*THE REQUEST*:
Write each line out again exactly as written.

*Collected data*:
○ ○ ○ ○ ○

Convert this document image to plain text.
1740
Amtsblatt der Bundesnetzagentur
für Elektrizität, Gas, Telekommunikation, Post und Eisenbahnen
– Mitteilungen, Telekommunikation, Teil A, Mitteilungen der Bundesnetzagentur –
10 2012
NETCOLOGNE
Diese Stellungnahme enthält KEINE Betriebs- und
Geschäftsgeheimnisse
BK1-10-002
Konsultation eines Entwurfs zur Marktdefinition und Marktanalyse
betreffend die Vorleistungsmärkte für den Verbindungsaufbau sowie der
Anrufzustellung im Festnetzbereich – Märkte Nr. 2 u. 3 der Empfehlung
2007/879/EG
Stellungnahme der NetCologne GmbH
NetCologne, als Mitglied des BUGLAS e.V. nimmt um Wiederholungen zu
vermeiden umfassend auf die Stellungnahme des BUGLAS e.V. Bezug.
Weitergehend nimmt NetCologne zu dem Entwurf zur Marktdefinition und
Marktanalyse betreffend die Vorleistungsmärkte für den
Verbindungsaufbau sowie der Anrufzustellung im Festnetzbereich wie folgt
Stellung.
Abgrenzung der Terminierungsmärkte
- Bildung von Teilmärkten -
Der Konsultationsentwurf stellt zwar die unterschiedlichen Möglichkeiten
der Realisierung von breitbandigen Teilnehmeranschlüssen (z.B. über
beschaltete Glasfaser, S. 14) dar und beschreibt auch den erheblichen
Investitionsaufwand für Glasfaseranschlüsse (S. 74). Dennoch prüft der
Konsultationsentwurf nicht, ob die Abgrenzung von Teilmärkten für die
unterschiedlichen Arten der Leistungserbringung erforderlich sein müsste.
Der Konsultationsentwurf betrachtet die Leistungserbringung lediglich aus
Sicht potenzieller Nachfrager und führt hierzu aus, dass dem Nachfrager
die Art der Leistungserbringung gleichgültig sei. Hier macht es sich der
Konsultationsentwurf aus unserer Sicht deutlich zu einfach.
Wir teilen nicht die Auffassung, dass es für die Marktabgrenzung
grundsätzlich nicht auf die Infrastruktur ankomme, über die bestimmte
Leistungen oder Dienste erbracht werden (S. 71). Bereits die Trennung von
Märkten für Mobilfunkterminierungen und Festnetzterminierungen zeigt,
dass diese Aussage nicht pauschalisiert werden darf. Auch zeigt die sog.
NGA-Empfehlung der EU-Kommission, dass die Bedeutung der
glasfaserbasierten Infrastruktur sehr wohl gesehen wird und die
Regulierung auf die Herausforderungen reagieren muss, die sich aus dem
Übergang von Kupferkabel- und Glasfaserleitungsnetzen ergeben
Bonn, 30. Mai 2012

○ ○ ○ ○ ○

*SOLUTION BELOW*:
Convert this document image to plain text.
1740
Amtsblatt der Bundesnetzagentur
für Elektrizität, Gas, Telekommunikation, Post und Eisenbahnen
– Mitteilungen, Telekommunikation, Teil A, Mitteilungen der Bundesnetzagentur –
10 2012
NETCOLOGNE
Diese Stellungnahme enthält KEINE Betriebs- und
Geschäftsgeheimnisse
BK1-10-002
Konsultation eines Entwurfs zur Marktdefinition und Marktanalyse
betreffend die Vorleistungsmärkte für den Verbindungsaufbau sowie der
Anrufzustellung im Festnetzbereich – Märkte Nr. 2 u. 3 der Empfehlung
2007/879/EG
Stellungnahme der NetCologne GmbH
NetCologne, als Mitglied des BUGLAS e.V. nimmt um Wiederholungen zu
vermeiden umfassend auf die Stellungnahme des BUGLAS e.V. Bezug.
Weitergehend nimmt NetCologne zu dem Entwurf zur Marktdefinition und
Marktanalyse betreffend die Vorleistungsmärkte für den
Verbindungsaufbau sowie der Anrufzustellung im Festnetzbereich wie folgt
Stellung.
Abgrenzung der Terminierungsmärkte
- Bildung von Teilmärkten -
Der Konsultationsentwurf stellt zwar die unterschiedlichen Möglichkeiten
der Realisierung von breitbandigen Teilnehmeranschlüssen (z.B. über
beschaltete Glasfaser, S. 14) dar und beschreibt auch den erheblichen
Investitionsaufwand für Glasfaseranschlüsse (S. 74). Dennoch prüft der
Konsultationsentwurf nicht, ob die Abgrenzung von Teilmärkten für die
unterschiedlichen Arten der Leistungserbringung erforderlich sein müsste.
Der Konsultationsentwurf betrachtet die Leistungserbringung lediglich aus
Sicht potenzieller Nachfrager und führt hierzu aus, dass dem Nachfrager
die Art der Leistungserbringung gleichgültig sei. Hier macht es sich der
Konsultationsentwurf aus unserer Sicht deutlich zu einfach.
Wir teilen nicht die Auffassung, dass es für die Marktabgrenzung
grundsätzlich nicht auf die Infrastruktur ankomme, über die bestimmte
Leistungen oder Dienste erbracht werden (S. 71). Bereits die Trennung von
Märkten für Mobilfunkterminierungen und Festnetzterminierungen zeigt,
dass diese Aussage nicht pauschalisiert werden darf. Auch zeigt die sog.
NGA-Empfehlung der EU-Kommission, dass die Bedeutung der
glasfaserbasierten Infrastruktur sehr wohl gesehen wird und die
Regulierung auf die Herausforderungen reagieren muss, die sich aus dem
Übergang von Kupferkabel- und Glasfaserleitungsnetzen ergeben
Bonn, 30. Mai 2012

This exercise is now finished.